> _BRIEF_: According to the article on the Fizzer worm, how many copies of the worm had MessageLabs seen as of 4:30 EDT Monday?

> _PROVIDED TEXT_:

Fizzer Worm Is on the Move
UPDATE: Fizzer continues to spread rapidly as anti-virus experts race to analyze the code of what they say is one of the more complex worms in recent memory.The Fizzer worm continued to spread rapidly late Monday afternoon as anti-virus experts raced to analyze the code of what they called one of the more complex worms in recent memory. First seen late last week, Fizzer began spreading in Asia initially but then hit Europe and North American hard Monday as office workers started to open e-mails received over the weekend. As of 4:30 EDT Monday, MessageLabs Inc., a managed service provider in New York that tracks virus activity, had seen more than 25,000 copies of the worm, making it the fifth-most prevalent virus on the Internet this month. "This is one of the more complicated worms weve seen", comments Mikko Hypponen, manager of anti-virus research at F-Secure Corp., based in Helsinki, Finland. "The worm is 200kB of code spaghetti, containing backdoors, code droppers, attack agents, key loggers and even a small Web server."
The new worm has several other capabilities that make it particularly troubling and dangerous. Fizzer includes an IRC bot that attempts to connect to a number of different IRC servers and, once it establishes a connection, listens passively for further instructions. This kind of activity is often the precursor to a distributed DoS (denial-of-service) attack. The worm also has the ability to create a new user account on AIM (AOL Instant Messenger), join a chat session and then listen for instructions.

> _EXTRACTED MATERIAL_:
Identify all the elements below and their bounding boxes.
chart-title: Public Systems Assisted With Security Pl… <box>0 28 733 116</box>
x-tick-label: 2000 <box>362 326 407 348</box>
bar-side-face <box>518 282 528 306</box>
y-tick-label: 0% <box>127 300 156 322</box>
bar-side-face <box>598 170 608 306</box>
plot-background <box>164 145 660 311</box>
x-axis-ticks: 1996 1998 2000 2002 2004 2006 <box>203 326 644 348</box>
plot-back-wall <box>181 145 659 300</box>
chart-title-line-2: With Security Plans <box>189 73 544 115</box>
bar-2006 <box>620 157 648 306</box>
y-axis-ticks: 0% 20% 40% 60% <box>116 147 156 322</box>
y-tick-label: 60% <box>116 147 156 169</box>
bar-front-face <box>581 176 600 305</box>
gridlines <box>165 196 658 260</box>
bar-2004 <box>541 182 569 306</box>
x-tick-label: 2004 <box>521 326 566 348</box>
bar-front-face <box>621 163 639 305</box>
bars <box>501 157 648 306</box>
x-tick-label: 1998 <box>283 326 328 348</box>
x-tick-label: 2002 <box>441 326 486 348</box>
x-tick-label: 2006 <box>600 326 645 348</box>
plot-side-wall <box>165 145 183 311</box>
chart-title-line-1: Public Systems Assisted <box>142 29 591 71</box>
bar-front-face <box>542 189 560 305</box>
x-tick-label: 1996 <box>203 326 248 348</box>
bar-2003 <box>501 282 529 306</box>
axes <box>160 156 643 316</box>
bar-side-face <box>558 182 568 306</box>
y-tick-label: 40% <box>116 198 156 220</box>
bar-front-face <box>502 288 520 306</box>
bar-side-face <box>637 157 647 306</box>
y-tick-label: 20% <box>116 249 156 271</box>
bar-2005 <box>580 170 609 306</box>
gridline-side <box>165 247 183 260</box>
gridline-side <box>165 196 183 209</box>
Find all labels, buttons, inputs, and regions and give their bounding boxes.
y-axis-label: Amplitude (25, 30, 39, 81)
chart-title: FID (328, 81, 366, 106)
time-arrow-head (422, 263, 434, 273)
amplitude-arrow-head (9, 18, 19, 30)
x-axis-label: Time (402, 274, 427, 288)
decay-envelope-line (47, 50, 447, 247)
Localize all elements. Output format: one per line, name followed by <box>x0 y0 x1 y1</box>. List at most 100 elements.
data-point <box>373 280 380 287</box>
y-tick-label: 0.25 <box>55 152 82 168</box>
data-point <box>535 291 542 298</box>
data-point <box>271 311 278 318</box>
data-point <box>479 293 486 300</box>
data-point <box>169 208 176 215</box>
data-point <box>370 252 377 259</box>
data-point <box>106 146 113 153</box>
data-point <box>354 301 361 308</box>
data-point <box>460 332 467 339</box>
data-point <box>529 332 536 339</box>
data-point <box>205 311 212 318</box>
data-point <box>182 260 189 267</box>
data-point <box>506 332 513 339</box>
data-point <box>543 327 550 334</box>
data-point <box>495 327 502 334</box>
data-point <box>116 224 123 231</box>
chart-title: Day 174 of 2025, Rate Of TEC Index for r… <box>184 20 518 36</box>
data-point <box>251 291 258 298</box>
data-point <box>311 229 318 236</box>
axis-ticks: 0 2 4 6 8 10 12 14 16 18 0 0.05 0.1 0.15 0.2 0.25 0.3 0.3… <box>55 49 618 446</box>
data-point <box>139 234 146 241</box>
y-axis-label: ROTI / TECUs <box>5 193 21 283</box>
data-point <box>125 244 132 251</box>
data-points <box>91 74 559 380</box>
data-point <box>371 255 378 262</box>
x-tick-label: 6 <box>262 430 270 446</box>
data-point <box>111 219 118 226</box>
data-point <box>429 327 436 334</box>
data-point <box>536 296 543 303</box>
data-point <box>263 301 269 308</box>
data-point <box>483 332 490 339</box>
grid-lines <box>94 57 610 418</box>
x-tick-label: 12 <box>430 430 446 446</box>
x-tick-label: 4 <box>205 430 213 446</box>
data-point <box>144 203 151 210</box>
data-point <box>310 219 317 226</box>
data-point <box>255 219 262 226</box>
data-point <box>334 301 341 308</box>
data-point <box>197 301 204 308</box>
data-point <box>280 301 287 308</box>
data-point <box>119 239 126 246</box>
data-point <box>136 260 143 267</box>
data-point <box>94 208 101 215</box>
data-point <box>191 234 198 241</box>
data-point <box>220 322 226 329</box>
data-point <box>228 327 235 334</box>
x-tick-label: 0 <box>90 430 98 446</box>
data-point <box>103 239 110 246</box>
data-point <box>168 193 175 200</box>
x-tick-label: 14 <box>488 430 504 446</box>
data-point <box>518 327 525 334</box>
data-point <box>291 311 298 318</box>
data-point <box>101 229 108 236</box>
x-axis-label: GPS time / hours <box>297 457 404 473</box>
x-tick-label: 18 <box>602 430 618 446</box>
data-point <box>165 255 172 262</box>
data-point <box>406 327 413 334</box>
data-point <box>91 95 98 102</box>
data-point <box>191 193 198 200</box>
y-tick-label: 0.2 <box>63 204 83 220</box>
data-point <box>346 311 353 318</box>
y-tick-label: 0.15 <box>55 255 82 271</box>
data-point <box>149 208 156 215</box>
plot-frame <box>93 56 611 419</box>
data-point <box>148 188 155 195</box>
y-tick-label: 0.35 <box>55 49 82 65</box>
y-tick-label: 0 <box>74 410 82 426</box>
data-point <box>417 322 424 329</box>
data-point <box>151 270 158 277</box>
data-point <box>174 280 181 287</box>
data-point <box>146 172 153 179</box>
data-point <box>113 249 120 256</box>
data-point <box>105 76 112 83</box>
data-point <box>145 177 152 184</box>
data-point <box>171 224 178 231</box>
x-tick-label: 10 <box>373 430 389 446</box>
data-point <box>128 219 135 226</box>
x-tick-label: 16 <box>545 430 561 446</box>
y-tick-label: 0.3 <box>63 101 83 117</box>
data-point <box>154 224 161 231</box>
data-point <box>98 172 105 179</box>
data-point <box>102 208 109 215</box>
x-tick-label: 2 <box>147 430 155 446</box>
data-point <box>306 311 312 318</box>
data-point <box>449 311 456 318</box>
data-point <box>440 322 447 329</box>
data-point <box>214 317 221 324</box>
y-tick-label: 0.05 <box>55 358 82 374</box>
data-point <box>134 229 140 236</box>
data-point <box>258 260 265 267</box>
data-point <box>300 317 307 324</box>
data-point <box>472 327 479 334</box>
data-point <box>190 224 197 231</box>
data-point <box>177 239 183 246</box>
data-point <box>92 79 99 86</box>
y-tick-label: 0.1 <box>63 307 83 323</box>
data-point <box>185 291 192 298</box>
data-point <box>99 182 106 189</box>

> _EXERCISE OUTPUT_: More than 25,000 copies.